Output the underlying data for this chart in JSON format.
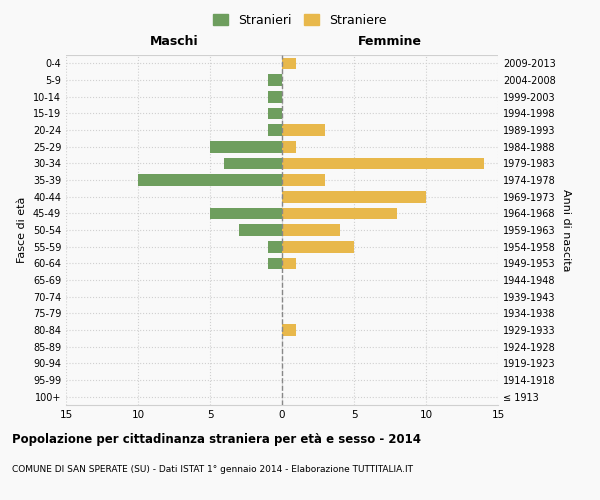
{
  "age_groups": [
    "100+",
    "95-99",
    "90-94",
    "85-89",
    "80-84",
    "75-79",
    "70-74",
    "65-69",
    "60-64",
    "55-59",
    "50-54",
    "45-49",
    "40-44",
    "35-39",
    "30-34",
    "25-29",
    "20-24",
    "15-19",
    "10-14",
    "5-9",
    "0-4"
  ],
  "birth_years": [
    "≤ 1913",
    "1914-1918",
    "1919-1923",
    "1924-1928",
    "1929-1933",
    "1934-1938",
    "1939-1943",
    "1944-1948",
    "1949-1953",
    "1954-1958",
    "1959-1963",
    "1964-1968",
    "1969-1973",
    "1974-1978",
    "1979-1983",
    "1984-1988",
    "1989-1993",
    "1994-1998",
    "1999-2003",
    "2004-2008",
    "2009-2013"
  ],
  "males": [
    0,
    0,
    0,
    0,
    0,
    0,
    0,
    0,
    1,
    1,
    3,
    5,
    0,
    10,
    4,
    5,
    1,
    1,
    1,
    1,
    0
  ],
  "females": [
    0,
    0,
    0,
    0,
    1,
    0,
    0,
    0,
    1,
    5,
    4,
    8,
    10,
    3,
    14,
    1,
    3,
    0,
    0,
    0,
    1
  ],
  "male_color": "#6e9e5e",
  "female_color": "#e8b84b",
  "title": "Popolazione per cittadinanza straniera per età e sesso - 2014",
  "subtitle": "COMUNE DI SAN SPERATE (SU) - Dati ISTAT 1° gennaio 2014 - Elaborazione TUTTITALIA.IT",
  "xlabel_left": "Maschi",
  "xlabel_right": "Femmine",
  "ylabel_left": "Fasce di età",
  "ylabel_right": "Anni di nascita",
  "legend_male": "Stranieri",
  "legend_female": "Straniere",
  "xlim": 15,
  "background_color": "#f9f9f9",
  "grid_color": "#d0d0d0"
}
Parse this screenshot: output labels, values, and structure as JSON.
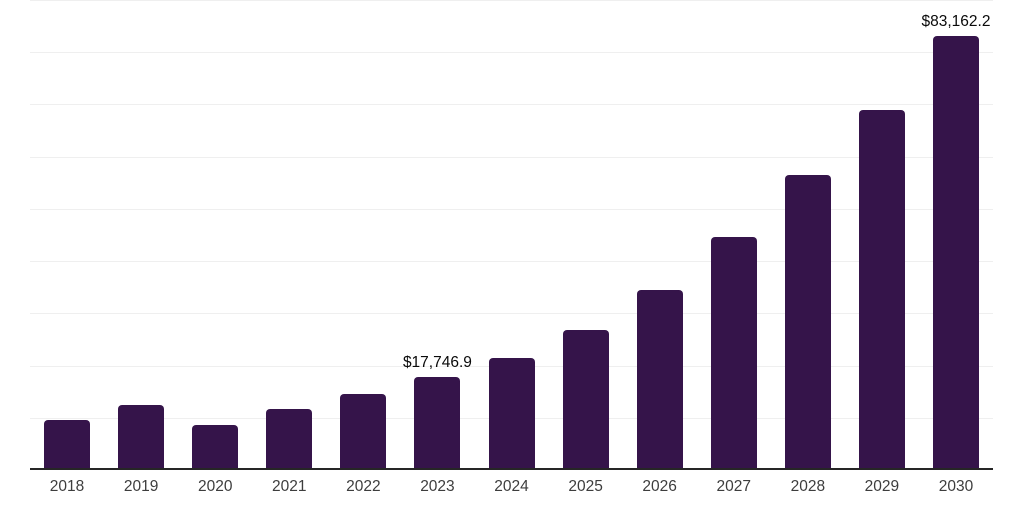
{
  "chart_data": {
    "type": "bar",
    "title": "",
    "xlabel": "",
    "ylabel": "",
    "categories": [
      "2018",
      "2019",
      "2020",
      "2021",
      "2022",
      "2023",
      "2024",
      "2025",
      "2026",
      "2027",
      "2028",
      "2029",
      "2030"
    ],
    "values": [
      9600,
      12500,
      8600,
      11700,
      14600,
      17746.9,
      21500,
      26900,
      34400,
      44600,
      56500,
      69000,
      83162.2
    ],
    "annotations": [
      {
        "index": 5,
        "category": "2023",
        "text": "$17,746.9"
      },
      {
        "index": 12,
        "category": "2030",
        "text": "$83,162.2"
      }
    ],
    "ylim": [
      0,
      90000
    ],
    "gridline_step": 10000,
    "grid_on": true,
    "legend": "none",
    "colors": {
      "bar": "#35144A",
      "grid": "#efefef",
      "axis": "#262626",
      "annotation_text": "#0a0a0a",
      "tick_text": "#3d3d3d",
      "background": "#ffffff"
    }
  }
}
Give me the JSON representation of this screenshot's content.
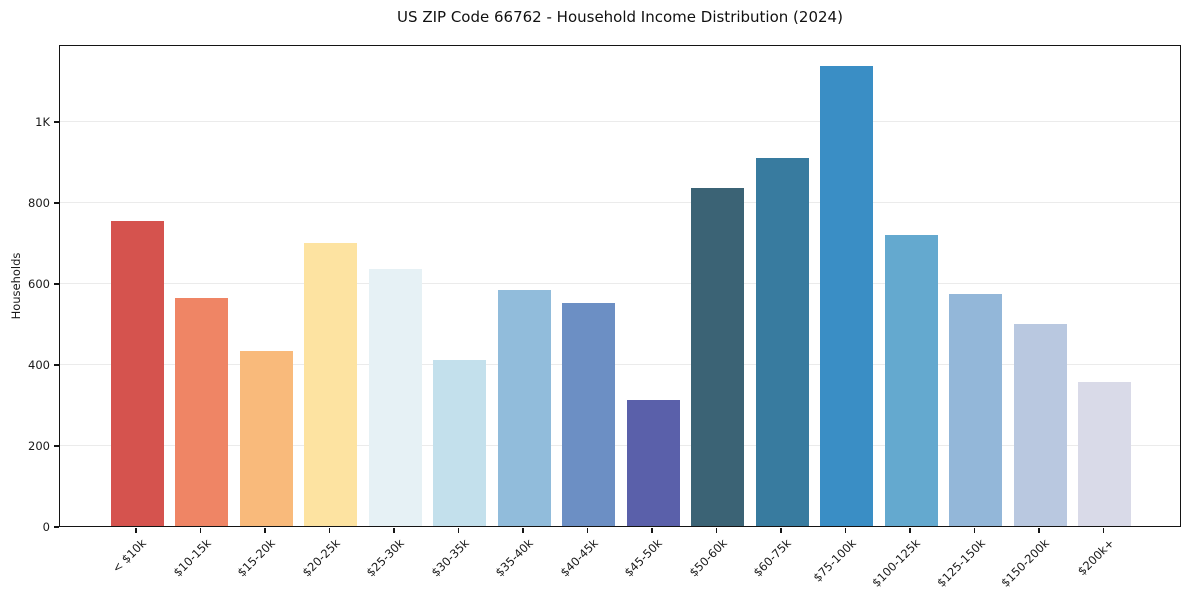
{
  "chart_data": {
    "type": "bar",
    "title": "US ZIP Code 66762 - Household Income Distribution (2024)",
    "xlabel": "",
    "ylabel": "Households",
    "categories": [
      "< $10k",
      "$10-15k",
      "$15-20k",
      "$20-25k",
      "$25-30k",
      "$30-35k",
      "$35-40k",
      "$40-45k",
      "$45-50k",
      "$50-60k",
      "$60-75k",
      "$75-100k",
      "$100-125k",
      "$125-150k",
      "$150-200k",
      "$200k+"
    ],
    "values": [
      752,
      563,
      432,
      698,
      634,
      410,
      583,
      551,
      311,
      834,
      909,
      1136,
      719,
      573,
      499,
      356
    ],
    "bar_colors": [
      "#d5534e",
      "#ef8565",
      "#f9ba7b",
      "#fde3a1",
      "#e6f1f5",
      "#c3e0ec",
      "#91bcdb",
      "#6c8fc4",
      "#5a60aa",
      "#3b6375",
      "#387b9f",
      "#3a8ec5",
      "#64a9cf",
      "#93b7d9",
      "#b9c8e0",
      "#d9dae8"
    ],
    "ylim": [
      0,
      1190
    ],
    "yticks": [
      {
        "value": 0,
        "label": "0"
      },
      {
        "value": 200,
        "label": "200"
      },
      {
        "value": 400,
        "label": "400"
      },
      {
        "value": 600,
        "label": "600"
      },
      {
        "value": 800,
        "label": "800"
      },
      {
        "value": 1000,
        "label": "1K"
      }
    ],
    "grid": "horizontal",
    "legend": "none",
    "background_color": "#ffffff",
    "grid_color": "#ebebeb",
    "text_color": "#1a1a1a"
  }
}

* **Instructions to follow**: Reproduce all of the entries word for word, skipping any pictures they hold.

* **Finished answer**:
Output the underlying data for this chart in JSON format.
{
  "age_groups": [
    "100+",
    "95-99",
    "90-94",
    "85-89",
    "80-84",
    "75-79",
    "70-74",
    "65-69",
    "60-64",
    "55-59",
    "50-54",
    "45-49",
    "40-44",
    "35-39",
    "30-34",
    "25-29",
    "20-24",
    "15-19",
    "10-14",
    "5-9",
    "0-4"
  ],
  "birth_years": [
    "≤ 1913",
    "1914-1918",
    "1919-1923",
    "1924-1928",
    "1929-1933",
    "1934-1938",
    "1939-1943",
    "1944-1948",
    "1949-1953",
    "1954-1958",
    "1959-1963",
    "1964-1968",
    "1969-1973",
    "1974-1978",
    "1979-1983",
    "1984-1988",
    "1989-1993",
    "1994-1998",
    "1999-2003",
    "2004-2008",
    "2009-2013"
  ],
  "males": [
    0,
    0,
    0,
    0,
    0,
    0,
    0,
    0,
    1,
    1,
    3,
    5,
    0,
    10,
    4,
    5,
    1,
    1,
    1,
    1,
    0
  ],
  "females": [
    0,
    0,
    0,
    0,
    1,
    0,
    0,
    0,
    1,
    5,
    4,
    8,
    10,
    3,
    14,
    1,
    3,
    0,
    0,
    0,
    1
  ],
  "male_color": "#6e9e5e",
  "female_color": "#e8b84b",
  "title": "Popolazione per cittadinanza straniera per età e sesso - 2014",
  "subtitle": "COMUNE DI SAN SPERATE (SU) - Dati ISTAT 1° gennaio 2014 - Elaborazione TUTTITALIA.IT",
  "xlabel_left": "Maschi",
  "xlabel_right": "Femmine",
  "ylabel_left": "Fasce di età",
  "ylabel_right": "Anni di nascita",
  "legend_male": "Stranieri",
  "legend_female": "Straniere",
  "xlim": 15,
  "background_color": "#f9f9f9",
  "grid_color": "#d0d0d0"
}
Parse this screenshot: output labels, values, and structure as JSON.
{
  "chart_data": {
    "type": "bar",
    "title": "",
    "xlabel": "",
    "ylabel": "",
    "categories": [
      "2018",
      "2019",
      "2020",
      "2021",
      "2022",
      "2023",
      "2024",
      "2025",
      "2026",
      "2027",
      "2028",
      "2029",
      "2030"
    ],
    "values": [
      9600,
      12500,
      8600,
      11700,
      14600,
      17746.9,
      21500,
      26900,
      34400,
      44600,
      56500,
      69000,
      83162.2
    ],
    "annotations": [
      {
        "index": 5,
        "category": "2023",
        "text": "$17,746.9"
      },
      {
        "index": 12,
        "category": "2030",
        "text": "$83,162.2"
      }
    ],
    "ylim": [
      0,
      90000
    ],
    "gridline_step": 10000,
    "grid_on": true,
    "legend": "none",
    "colors": {
      "bar": "#35144A",
      "grid": "#efefef",
      "axis": "#262626",
      "annotation_text": "#0a0a0a",
      "tick_text": "#3d3d3d",
      "background": "#ffffff"
    }
  }
}
Give me the JSON representation of this screenshot's content.
{
  "chart_data": {
    "type": "bar",
    "title": "US ZIP Code 66762 - Household Income Distribution (2024)",
    "xlabel": "",
    "ylabel": "Households",
    "categories": [
      "< $10k",
      "$10-15k",
      "$15-20k",
      "$20-25k",
      "$25-30k",
      "$30-35k",
      "$35-40k",
      "$40-45k",
      "$45-50k",
      "$50-60k",
      "$60-75k",
      "$75-100k",
      "$100-125k",
      "$125-150k",
      "$150-200k",
      "$200k+"
    ],
    "values": [
      752,
      563,
      432,
      698,
      634,
      410,
      583,
      551,
      311,
      834,
      909,
      1136,
      719,
      573,
      499,
      356
    ],
    "bar_colors": [
      "#d5534e",
      "#ef8565",
      "#f9ba7b",
      "#fde3a1",
      "#e6f1f5",
      "#c3e0ec",
      "#91bcdb",
      "#6c8fc4",
      "#5a60aa",
      "#3b6375",
      "#387b9f",
      "#3a8ec5",
      "#64a9cf",
      "#93b7d9",
      "#b9c8e0",
      "#d9dae8"
    ],
    "ylim": [
      0,
      1190
    ],
    "yticks": [
      {
        "value": 0,
        "label": "0"
      },
      {
        "value": 200,
        "label": "200"
      },
      {
        "value": 400,
        "label": "400"
      },
      {
        "value": 600,
        "label": "600"
      },
      {
        "value": 800,
        "label": "800"
      },
      {
        "value": 1000,
        "label": "1K"
      }
    ],
    "grid": "horizontal",
    "legend": "none",
    "background_color": "#ffffff",
    "grid_color": "#ebebeb",
    "text_color": "#1a1a1a"
  }
}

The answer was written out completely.